>> start
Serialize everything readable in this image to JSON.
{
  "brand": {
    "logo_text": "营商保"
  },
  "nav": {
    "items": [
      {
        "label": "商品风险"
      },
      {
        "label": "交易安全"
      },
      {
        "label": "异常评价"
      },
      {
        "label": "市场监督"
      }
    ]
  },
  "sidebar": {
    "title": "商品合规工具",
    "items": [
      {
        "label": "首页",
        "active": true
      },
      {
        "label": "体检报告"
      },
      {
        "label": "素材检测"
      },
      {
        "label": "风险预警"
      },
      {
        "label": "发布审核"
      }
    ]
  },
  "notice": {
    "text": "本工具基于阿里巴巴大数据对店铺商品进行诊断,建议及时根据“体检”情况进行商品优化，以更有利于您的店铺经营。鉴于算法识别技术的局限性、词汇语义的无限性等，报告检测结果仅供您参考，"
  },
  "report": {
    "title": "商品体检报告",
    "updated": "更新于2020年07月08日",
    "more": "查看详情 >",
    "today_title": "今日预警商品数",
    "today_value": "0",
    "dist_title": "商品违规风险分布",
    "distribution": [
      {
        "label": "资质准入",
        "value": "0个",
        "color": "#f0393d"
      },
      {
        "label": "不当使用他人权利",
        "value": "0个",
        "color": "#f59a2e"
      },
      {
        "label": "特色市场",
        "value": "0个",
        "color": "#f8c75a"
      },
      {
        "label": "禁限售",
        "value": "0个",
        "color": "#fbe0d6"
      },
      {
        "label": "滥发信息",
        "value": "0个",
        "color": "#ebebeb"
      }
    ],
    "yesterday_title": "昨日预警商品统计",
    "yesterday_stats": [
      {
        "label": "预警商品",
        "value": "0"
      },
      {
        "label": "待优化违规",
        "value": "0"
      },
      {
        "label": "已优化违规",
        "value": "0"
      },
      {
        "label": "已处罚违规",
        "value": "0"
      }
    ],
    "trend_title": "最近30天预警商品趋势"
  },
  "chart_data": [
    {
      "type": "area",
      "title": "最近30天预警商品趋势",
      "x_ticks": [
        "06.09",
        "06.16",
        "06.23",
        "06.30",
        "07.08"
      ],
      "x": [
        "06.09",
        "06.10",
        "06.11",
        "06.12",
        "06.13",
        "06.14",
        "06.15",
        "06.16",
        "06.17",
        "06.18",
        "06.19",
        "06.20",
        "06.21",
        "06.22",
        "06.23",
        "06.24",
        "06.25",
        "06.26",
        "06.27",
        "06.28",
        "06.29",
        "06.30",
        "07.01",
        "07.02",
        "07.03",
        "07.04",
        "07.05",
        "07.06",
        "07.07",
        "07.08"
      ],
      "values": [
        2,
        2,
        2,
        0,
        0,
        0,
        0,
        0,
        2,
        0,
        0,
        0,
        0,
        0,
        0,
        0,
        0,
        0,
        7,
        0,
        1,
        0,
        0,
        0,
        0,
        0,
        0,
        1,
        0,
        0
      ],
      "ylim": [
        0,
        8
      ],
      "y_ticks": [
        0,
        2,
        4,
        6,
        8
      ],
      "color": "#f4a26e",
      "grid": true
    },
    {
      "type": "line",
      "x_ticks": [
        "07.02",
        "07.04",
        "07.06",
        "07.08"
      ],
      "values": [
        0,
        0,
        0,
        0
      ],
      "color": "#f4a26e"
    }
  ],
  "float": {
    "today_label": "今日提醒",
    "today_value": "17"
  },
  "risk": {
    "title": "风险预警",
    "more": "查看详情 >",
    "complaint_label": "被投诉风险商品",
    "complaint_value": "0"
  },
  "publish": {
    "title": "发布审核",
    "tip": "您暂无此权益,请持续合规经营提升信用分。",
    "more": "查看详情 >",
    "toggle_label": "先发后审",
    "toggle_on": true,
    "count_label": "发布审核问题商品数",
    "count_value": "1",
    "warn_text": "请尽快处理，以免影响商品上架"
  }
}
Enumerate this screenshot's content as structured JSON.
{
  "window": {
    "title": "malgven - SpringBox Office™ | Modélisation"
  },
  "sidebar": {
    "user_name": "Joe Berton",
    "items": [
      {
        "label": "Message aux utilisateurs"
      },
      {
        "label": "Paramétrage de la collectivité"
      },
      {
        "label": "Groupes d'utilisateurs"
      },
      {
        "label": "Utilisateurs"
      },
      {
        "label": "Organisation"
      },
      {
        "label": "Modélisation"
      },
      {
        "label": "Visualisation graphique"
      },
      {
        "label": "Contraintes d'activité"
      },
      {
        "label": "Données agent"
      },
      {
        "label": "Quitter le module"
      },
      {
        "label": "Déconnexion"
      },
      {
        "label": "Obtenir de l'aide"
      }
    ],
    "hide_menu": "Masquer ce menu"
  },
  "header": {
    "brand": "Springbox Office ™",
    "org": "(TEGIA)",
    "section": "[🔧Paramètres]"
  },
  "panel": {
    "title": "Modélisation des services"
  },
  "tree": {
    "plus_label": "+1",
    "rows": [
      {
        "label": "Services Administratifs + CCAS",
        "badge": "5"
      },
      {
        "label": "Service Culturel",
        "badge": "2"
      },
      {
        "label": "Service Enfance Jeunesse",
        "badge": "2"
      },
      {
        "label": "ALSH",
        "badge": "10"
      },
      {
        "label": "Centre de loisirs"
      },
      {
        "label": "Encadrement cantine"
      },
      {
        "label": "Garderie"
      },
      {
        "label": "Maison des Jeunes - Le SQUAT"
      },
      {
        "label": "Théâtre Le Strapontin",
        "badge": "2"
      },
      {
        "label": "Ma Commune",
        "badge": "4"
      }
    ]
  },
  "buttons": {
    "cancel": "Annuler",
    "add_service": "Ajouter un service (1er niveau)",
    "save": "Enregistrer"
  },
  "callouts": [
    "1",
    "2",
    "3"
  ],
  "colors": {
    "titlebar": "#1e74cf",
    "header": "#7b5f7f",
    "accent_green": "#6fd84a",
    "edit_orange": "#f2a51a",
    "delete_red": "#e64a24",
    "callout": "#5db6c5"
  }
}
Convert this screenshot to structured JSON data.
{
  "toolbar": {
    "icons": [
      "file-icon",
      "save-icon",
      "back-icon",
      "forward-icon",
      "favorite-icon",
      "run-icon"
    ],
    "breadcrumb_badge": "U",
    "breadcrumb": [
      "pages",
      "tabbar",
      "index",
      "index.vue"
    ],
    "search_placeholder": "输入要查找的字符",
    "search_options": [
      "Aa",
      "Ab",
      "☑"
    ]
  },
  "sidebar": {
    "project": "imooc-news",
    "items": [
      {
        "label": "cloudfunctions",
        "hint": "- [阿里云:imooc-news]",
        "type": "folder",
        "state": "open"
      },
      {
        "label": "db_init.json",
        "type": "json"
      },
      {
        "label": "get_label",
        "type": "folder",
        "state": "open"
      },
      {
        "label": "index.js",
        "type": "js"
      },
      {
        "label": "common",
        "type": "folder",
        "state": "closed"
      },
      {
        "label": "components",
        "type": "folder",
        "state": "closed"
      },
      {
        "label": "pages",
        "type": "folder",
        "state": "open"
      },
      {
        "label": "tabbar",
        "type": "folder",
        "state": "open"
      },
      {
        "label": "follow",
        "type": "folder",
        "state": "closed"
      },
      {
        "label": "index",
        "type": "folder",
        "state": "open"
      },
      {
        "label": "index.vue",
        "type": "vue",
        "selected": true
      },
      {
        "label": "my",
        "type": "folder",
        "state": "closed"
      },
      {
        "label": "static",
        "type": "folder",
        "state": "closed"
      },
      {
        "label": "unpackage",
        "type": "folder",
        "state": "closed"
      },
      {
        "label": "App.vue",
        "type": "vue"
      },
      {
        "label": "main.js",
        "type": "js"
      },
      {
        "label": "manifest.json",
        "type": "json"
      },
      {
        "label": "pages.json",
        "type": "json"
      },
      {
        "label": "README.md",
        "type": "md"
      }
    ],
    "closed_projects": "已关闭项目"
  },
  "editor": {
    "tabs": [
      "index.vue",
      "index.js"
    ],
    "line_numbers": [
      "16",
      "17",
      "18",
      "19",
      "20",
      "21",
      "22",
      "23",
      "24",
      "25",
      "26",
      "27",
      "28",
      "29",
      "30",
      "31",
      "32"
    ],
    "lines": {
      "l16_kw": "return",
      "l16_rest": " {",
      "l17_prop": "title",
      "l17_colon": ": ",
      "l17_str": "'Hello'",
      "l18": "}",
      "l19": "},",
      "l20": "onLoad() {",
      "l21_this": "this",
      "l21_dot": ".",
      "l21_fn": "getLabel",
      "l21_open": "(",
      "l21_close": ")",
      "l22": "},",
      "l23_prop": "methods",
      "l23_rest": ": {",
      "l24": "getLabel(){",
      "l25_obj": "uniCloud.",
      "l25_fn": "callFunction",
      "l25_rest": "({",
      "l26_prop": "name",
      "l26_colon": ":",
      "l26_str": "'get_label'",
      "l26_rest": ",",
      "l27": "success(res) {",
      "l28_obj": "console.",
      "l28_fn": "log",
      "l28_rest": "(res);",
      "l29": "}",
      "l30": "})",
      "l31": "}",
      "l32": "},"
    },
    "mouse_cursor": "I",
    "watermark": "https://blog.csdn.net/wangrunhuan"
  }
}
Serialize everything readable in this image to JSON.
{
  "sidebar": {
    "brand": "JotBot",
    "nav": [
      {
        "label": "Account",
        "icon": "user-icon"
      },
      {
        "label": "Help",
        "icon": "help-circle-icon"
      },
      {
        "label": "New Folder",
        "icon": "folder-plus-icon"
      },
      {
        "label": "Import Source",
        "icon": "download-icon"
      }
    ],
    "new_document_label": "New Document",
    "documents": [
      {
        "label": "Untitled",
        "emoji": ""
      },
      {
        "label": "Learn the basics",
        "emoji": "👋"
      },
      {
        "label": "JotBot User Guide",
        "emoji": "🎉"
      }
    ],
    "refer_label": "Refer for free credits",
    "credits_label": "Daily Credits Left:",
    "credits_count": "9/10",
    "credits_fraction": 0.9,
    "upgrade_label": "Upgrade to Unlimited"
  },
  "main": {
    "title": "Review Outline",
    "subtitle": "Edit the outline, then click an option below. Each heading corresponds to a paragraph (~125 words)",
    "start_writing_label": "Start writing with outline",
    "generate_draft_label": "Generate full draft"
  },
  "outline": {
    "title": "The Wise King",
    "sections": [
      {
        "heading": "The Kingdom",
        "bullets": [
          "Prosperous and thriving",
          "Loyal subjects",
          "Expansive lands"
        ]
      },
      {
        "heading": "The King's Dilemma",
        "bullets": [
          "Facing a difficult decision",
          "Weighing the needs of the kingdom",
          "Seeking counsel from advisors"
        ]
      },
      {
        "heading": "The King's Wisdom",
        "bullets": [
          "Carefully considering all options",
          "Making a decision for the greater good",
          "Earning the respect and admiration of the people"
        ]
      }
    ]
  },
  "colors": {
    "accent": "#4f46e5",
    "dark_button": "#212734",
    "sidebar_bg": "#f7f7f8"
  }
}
>> end
■ WHAT YOU HAVE TO DO: Copy out each line of the material that holds the word "news".

■ OUTPUT BELOW:
    "project": "imooc-news",
        "hint": "- [阿里云:imooc-news]",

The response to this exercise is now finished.